Repeat the listing that follows, character for character, minus the pictures.

==== Task input ====

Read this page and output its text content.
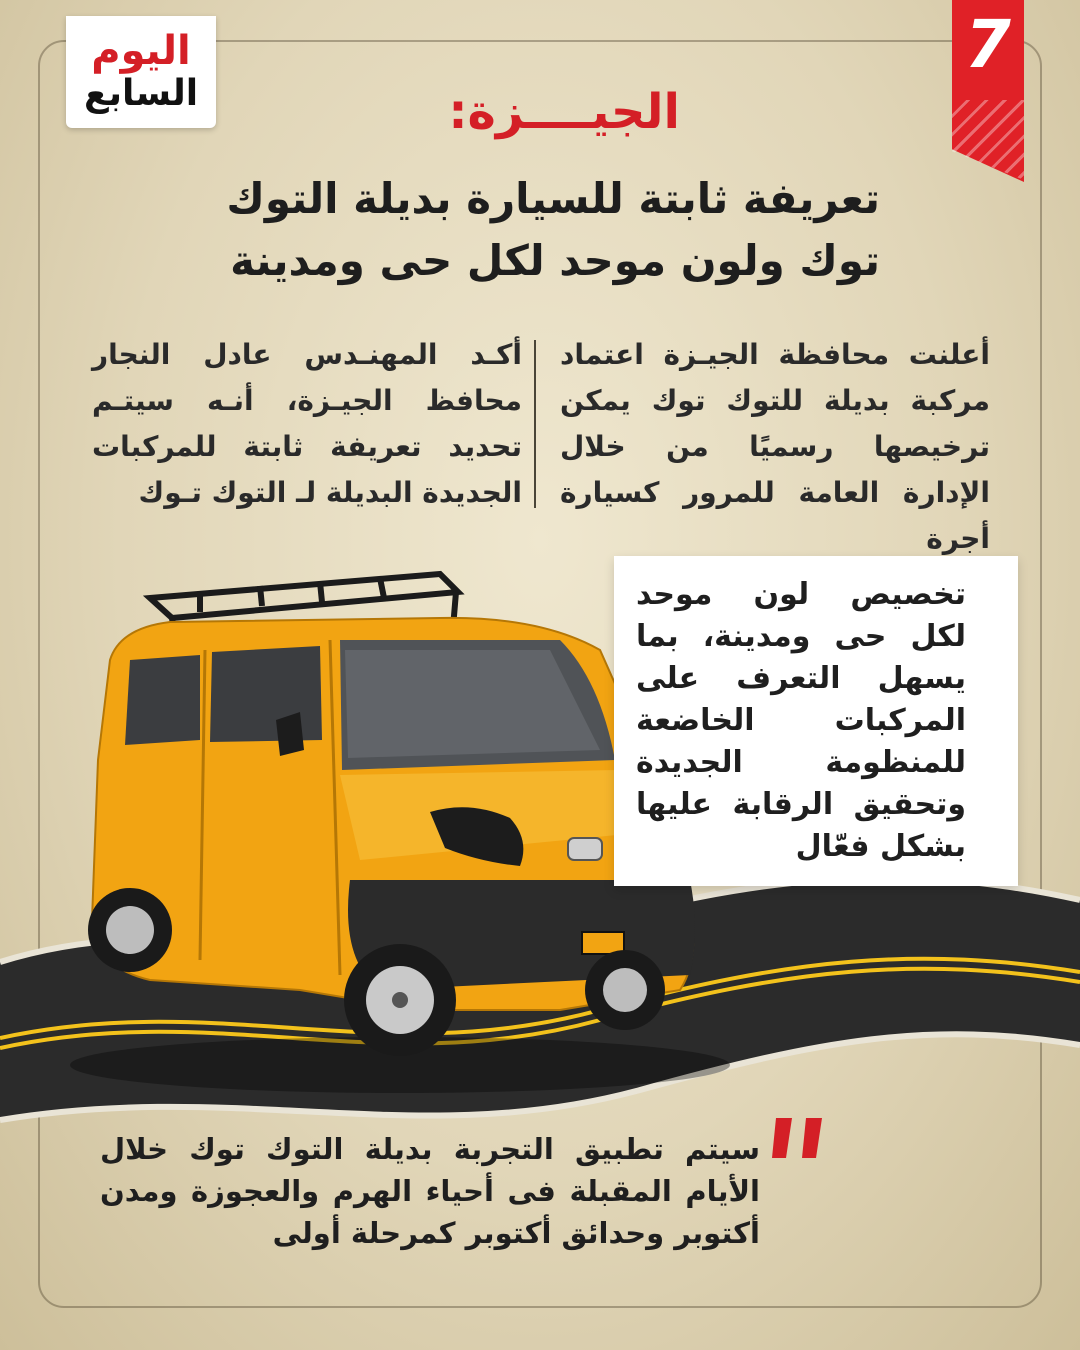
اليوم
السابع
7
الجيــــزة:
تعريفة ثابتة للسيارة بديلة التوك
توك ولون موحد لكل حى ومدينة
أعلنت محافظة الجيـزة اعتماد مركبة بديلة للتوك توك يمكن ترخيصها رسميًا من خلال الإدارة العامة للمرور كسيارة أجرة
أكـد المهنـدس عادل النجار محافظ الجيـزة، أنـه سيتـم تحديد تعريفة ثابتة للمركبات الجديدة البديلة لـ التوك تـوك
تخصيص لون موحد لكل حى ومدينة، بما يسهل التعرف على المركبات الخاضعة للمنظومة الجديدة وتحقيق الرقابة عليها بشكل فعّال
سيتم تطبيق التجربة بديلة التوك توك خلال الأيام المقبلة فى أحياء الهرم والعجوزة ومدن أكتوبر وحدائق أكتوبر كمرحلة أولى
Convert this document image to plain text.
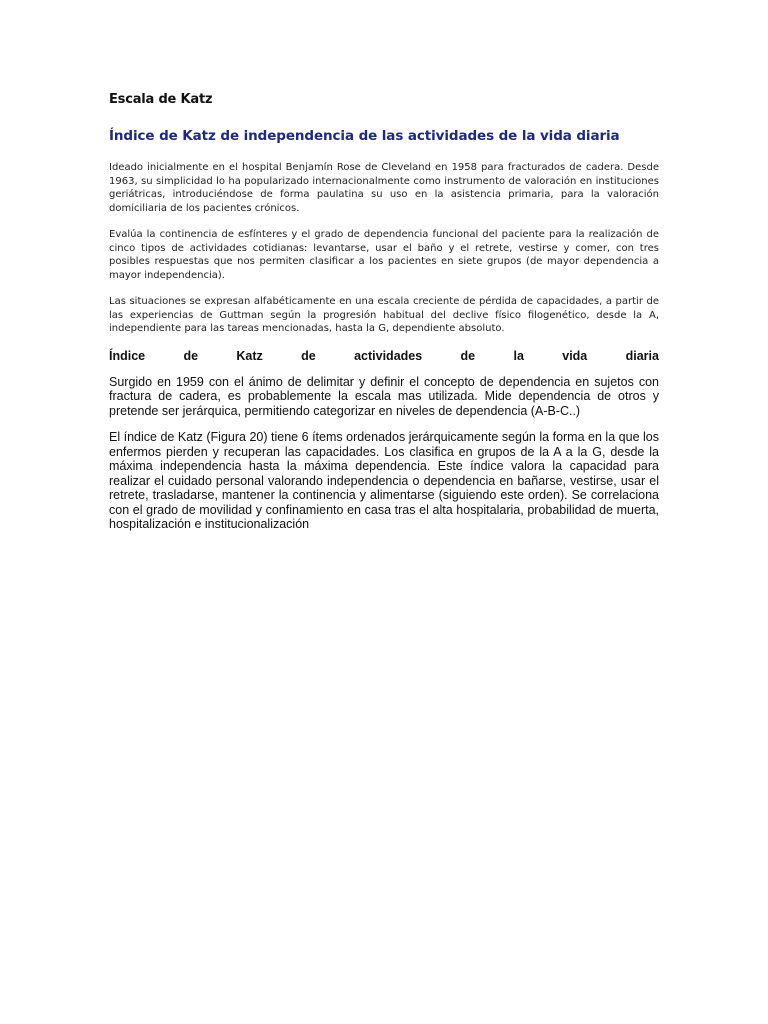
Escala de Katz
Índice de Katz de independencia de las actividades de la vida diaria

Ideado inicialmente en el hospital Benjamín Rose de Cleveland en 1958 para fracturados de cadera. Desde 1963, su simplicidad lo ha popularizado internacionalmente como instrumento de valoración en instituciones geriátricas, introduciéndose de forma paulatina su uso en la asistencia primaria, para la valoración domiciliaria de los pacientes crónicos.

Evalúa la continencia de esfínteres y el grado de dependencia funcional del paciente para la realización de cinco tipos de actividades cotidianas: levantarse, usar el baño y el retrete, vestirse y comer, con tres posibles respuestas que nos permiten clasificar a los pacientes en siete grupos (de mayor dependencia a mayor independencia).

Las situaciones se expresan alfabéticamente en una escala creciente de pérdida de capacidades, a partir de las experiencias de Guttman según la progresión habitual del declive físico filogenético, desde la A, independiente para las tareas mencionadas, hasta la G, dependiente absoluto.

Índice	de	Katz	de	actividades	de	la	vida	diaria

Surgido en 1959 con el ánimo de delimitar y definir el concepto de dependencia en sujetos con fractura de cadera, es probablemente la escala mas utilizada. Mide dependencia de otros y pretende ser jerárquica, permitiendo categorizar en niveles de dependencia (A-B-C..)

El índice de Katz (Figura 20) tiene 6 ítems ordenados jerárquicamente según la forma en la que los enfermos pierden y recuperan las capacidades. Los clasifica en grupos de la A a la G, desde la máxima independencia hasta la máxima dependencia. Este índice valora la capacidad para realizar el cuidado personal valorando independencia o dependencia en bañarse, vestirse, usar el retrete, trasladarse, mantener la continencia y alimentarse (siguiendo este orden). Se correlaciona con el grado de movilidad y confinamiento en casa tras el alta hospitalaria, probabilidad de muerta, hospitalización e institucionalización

====

» Solution for this problem
Read this page and output its text content.
اليوم
السابع
7
الجيــــزة:
تعريفة ثابتة للسيارة بديلة التوك
توك ولون موحد لكل حى ومدينة
أعلنت محافظة الجيـزة اعتماد مركبة بديلة للتوك توك يمكن ترخيصها رسميًا من خلال الإدارة العامة للمرور كسيارة أجرة
أكـد المهنـدس عادل النجار محافظ الجيـزة، أنـه سيتـم تحديد تعريفة ثابتة للمركبات الجديدة البديلة لـ التوك تـوك
تخصيص لون موحد لكل حى ومدينة، بما يسهل التعرف على المركبات الخاضعة للمنظومة الجديدة وتحقيق الرقابة عليها بشكل فعّال
سيتم تطبيق التجربة بديلة التوك توك خلال الأيام المقبلة فى أحياء الهرم والعجوزة ومدن أكتوبر وحدائق أكتوبر كمرحلة أولى
Convert this document image to plain text.
Escala de Katz
Índice de Katz de independencia de las actividades de la vida diaria

Ideado inicialmente en el hospital Benjamín Rose de Cleveland en 1958 para fracturados de cadera. Desde 1963, su simplicidad lo ha popularizado internacionalmente como instrumento de valoración en instituciones geriátricas, introduciéndose de forma paulatina su uso en la asistencia primaria, para la valoración domiciliaria de los pacientes crónicos.

Evalúa la continencia de esfínteres y el grado de dependencia funcional del paciente para la realización de cinco tipos de actividades cotidianas: levantarse, usar el baño y el retrete, vestirse y comer, con tres posibles respuestas que nos permiten clasificar a los pacientes en siete grupos (de mayor dependencia a mayor independencia).

Las situaciones se expresan alfabéticamente en una escala creciente de pérdida de capacidades, a partir de las experiencias de Guttman según la progresión habitual del declive físico filogenético, desde la A, independiente para las tareas mencionadas, hasta la G, dependiente absoluto.

Índice	de	Katz	de	actividades	de	la	vida	diaria

Surgido en 1959 con el ánimo de delimitar y definir el concepto de dependencia en sujetos con fractura de cadera, es probablemente la escala mas utilizada. Mide dependencia de otros y pretende ser jerárquica, permitiendo categorizar en niveles de dependencia (A-B-C..)

El índice de Katz (Figura 20) tiene 6 ítems ordenados jerárquicamente según la forma en la que los enfermos pierden y recuperan las capacidades. Los clasifica en grupos de la A a la G, desde la máxima independencia hasta la máxima dependencia. Este índice valora la capacidad para realizar el cuidado personal valorando independencia o dependencia en bañarse, vestirse, usar el retrete, trasladarse, mantener la continencia y alimentarse (siguiendo este orden). Se correlaciona con el grado de movilidad y confinamiento en casa tras el alta hospitalaria, probabilidad de muerta, hospitalización e institucionalización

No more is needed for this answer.